Exact reproduction of the data is required, with images excluded.
-- Extracted information start --
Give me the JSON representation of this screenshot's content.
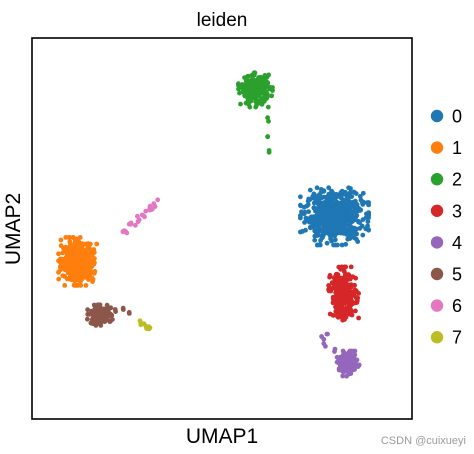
{
  "chart_data": {
    "type": "scatter",
    "title": "leiden",
    "xlabel": "UMAP1",
    "ylabel": "UMAP2",
    "xlim": [
      -10,
      15
    ],
    "ylim": [
      -8,
      14
    ],
    "xticks": [],
    "yticks": [],
    "grid": false,
    "legend_position": "right",
    "series": [
      {
        "name": "0",
        "color": "#1f77b4",
        "count": 620,
        "clusters": [
          {
            "center": [
              9.9,
              3.7
            ],
            "spread": [
              1.7,
              1.25
            ]
          }
        ]
      },
      {
        "name": "1",
        "color": "#ff7f0e",
        "count": 420,
        "clusters": [
          {
            "center": [
              -7.0,
              1.1
            ],
            "spread": [
              0.95,
              1.05
            ]
          }
        ]
      },
      {
        "name": "2",
        "color": "#2ca02c",
        "count": 210,
        "clusters": [
          {
            "center": [
              4.7,
              11.0
            ],
            "spread": [
              0.85,
              0.75
            ]
          }
        ],
        "trail": [
          [
            5.5,
            9.4
          ],
          [
            5.5,
            8.3
          ],
          [
            5.6,
            7.4
          ]
        ]
      },
      {
        "name": "3",
        "color": "#d62728",
        "count": 300,
        "clusters": [
          {
            "center": [
              10.5,
              -0.8
            ],
            "spread": [
              0.75,
              1.2
            ]
          }
        ]
      },
      {
        "name": "4",
        "color": "#9467bd",
        "count": 170,
        "clusters": [
          {
            "center": [
              10.8,
              -4.8
            ],
            "spread": [
              0.55,
              0.55
            ]
          }
        ],
        "trail": [
          [
            9.4,
            -3.1
          ],
          [
            9.2,
            -3.4
          ],
          [
            9.3,
            -3.8
          ],
          [
            9.9,
            -4.1
          ]
        ]
      },
      {
        "name": "5",
        "color": "#8c564b",
        "count": 170,
        "clusters": [
          {
            "center": [
              -5.5,
              -2.0
            ],
            "spread": [
              0.65,
              0.45
            ]
          }
        ],
        "trail": [
          [
            -4.5,
            -1.8
          ],
          [
            -4.0,
            -1.6
          ],
          [
            -3.6,
            -1.9
          ]
        ]
      },
      {
        "name": "6",
        "color": "#e377c2",
        "count": 26,
        "line": [
          [
            -4.0,
            2.7
          ],
          [
            -1.5,
            4.6
          ]
        ],
        "jitter": [
          0.1,
          0.1
        ]
      },
      {
        "name": "7",
        "color": "#bcbd22",
        "count": 12,
        "line": [
          [
            -3.0,
            -2.4
          ],
          [
            -2.2,
            -2.8
          ]
        ],
        "jitter": [
          0.06,
          0.05
        ]
      }
    ]
  },
  "watermark": "CSDN @cuixueyi"
}
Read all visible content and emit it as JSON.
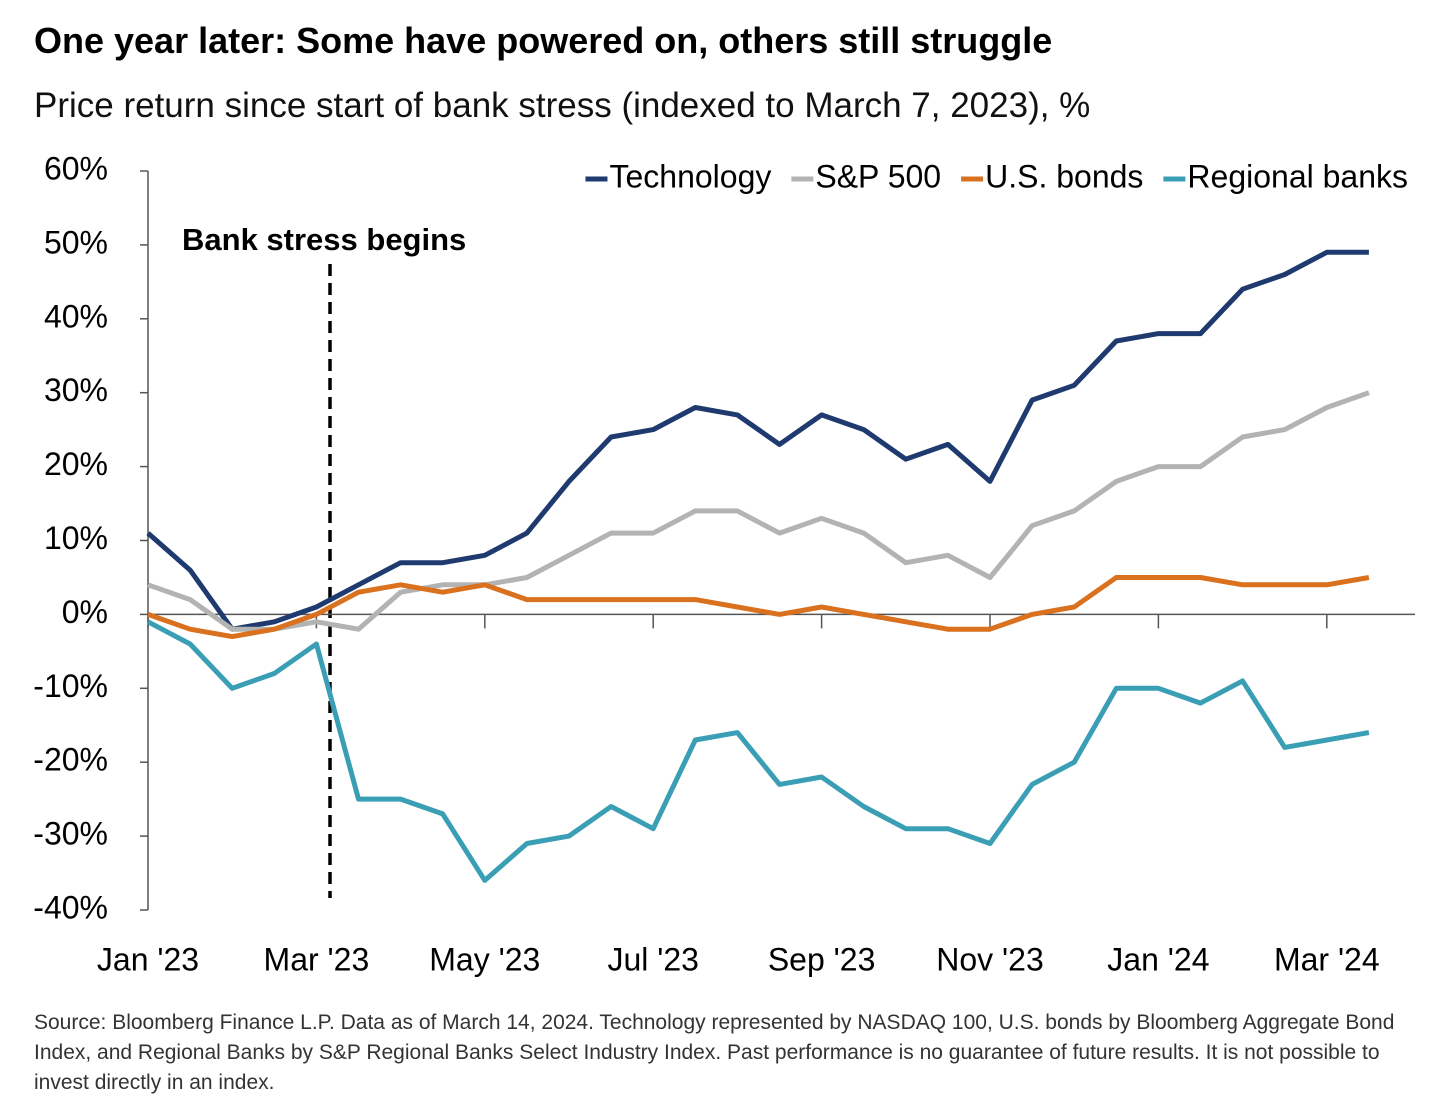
-- Extracted information end --
-- Output --
Give me the JSON representation of this screenshot's content.
{
  "chart_data": {
    "type": "scatter",
    "title": "leiden",
    "xlabel": "UMAP1",
    "ylabel": "UMAP2",
    "xlim": [
      -10,
      15
    ],
    "ylim": [
      -8,
      14
    ],
    "xticks": [],
    "yticks": [],
    "grid": false,
    "legend_position": "right",
    "series": [
      {
        "name": "0",
        "color": "#1f77b4",
        "count": 620,
        "clusters": [
          {
            "center": [
              9.9,
              3.7
            ],
            "spread": [
              1.7,
              1.25
            ]
          }
        ]
      },
      {
        "name": "1",
        "color": "#ff7f0e",
        "count": 420,
        "clusters": [
          {
            "center": [
              -7.0,
              1.1
            ],
            "spread": [
              0.95,
              1.05
            ]
          }
        ]
      },
      {
        "name": "2",
        "color": "#2ca02c",
        "count": 210,
        "clusters": [
          {
            "center": [
              4.7,
              11.0
            ],
            "spread": [
              0.85,
              0.75
            ]
          }
        ],
        "trail": [
          [
            5.5,
            9.4
          ],
          [
            5.5,
            8.3
          ],
          [
            5.6,
            7.4
          ]
        ]
      },
      {
        "name": "3",
        "color": "#d62728",
        "count": 300,
        "clusters": [
          {
            "center": [
              10.5,
              -0.8
            ],
            "spread": [
              0.75,
              1.2
            ]
          }
        ]
      },
      {
        "name": "4",
        "color": "#9467bd",
        "count": 170,
        "clusters": [
          {
            "center": [
              10.8,
              -4.8
            ],
            "spread": [
              0.55,
              0.55
            ]
          }
        ],
        "trail": [
          [
            9.4,
            -3.1
          ],
          [
            9.2,
            -3.4
          ],
          [
            9.3,
            -3.8
          ],
          [
            9.9,
            -4.1
          ]
        ]
      },
      {
        "name": "5",
        "color": "#8c564b",
        "count": 170,
        "clusters": [
          {
            "center": [
              -5.5,
              -2.0
            ],
            "spread": [
              0.65,
              0.45
            ]
          }
        ],
        "trail": [
          [
            -4.5,
            -1.8
          ],
          [
            -4.0,
            -1.6
          ],
          [
            -3.6,
            -1.9
          ]
        ]
      },
      {
        "name": "6",
        "color": "#e377c2",
        "count": 26,
        "line": [
          [
            -4.0,
            2.7
          ],
          [
            -1.5,
            4.6
          ]
        ],
        "jitter": [
          0.1,
          0.1
        ]
      },
      {
        "name": "7",
        "color": "#bcbd22",
        "count": 12,
        "line": [
          [
            -3.0,
            -2.4
          ],
          [
            -2.2,
            -2.8
          ]
        ],
        "jitter": [
          0.06,
          0.05
        ]
      }
    ]
  },
  "watermark": "CSDN @cuixueyi"
}
Read all visible content and emit it as JSON.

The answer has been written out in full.